Reproduce each line exactly, including spacing and punctuation.

## Dataset

━━━━━━━━━━━━━━━━━━━━

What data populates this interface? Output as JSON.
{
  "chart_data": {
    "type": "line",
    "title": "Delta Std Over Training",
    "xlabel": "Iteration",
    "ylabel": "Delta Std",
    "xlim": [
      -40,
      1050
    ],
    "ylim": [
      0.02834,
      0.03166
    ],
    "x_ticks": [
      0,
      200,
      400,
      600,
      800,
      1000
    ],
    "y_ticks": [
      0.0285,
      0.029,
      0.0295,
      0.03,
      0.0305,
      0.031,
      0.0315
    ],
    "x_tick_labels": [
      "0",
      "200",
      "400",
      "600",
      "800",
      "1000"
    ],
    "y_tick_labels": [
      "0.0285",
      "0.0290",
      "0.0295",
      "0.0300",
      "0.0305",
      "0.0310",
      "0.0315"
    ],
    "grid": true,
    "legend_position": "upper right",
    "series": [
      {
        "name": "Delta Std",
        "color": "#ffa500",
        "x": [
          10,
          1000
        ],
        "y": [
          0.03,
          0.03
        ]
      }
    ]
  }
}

━━━━━━━━━━━━━━━━━━━━

## Answer in full
What data populates this interface? Output as JSON.
{
  "chart_data": {
    "type": "line",
    "title": "Delta Std Over Training",
    "xlabel": "Iteration",
    "ylabel": "Delta Std",
    "xlim": [
      -40,
      1050
    ],
    "ylim": [
      0.02834,
      0.03166
    ],
    "x_ticks": [
      0,
      200,
      400,
      600,
      800,
      1000
    ],
    "y_ticks": [
      0.0285,
      0.029,
      0.0295,
      0.03,
      0.0305,
      0.031,
      0.0315
    ],
    "x_tick_labels": [
      "0",
      "200",
      "400",
      "600",
      "800",
      "1000"
    ],
    "y_tick_labels": [
      "0.0285",
      "0.0290",
      "0.0295",
      "0.0300",
      "0.0305",
      "0.0310",
      "0.0315"
    ],
    "grid": true,
    "legend_position": "upper right",
    "series": [
      {
        "name": "Delta Std",
        "color": "#ffa500",
        "x": [
          10,
          1000
        ],
        "y": [
          0.03,
          0.03
        ]
      }
    ]
  }
}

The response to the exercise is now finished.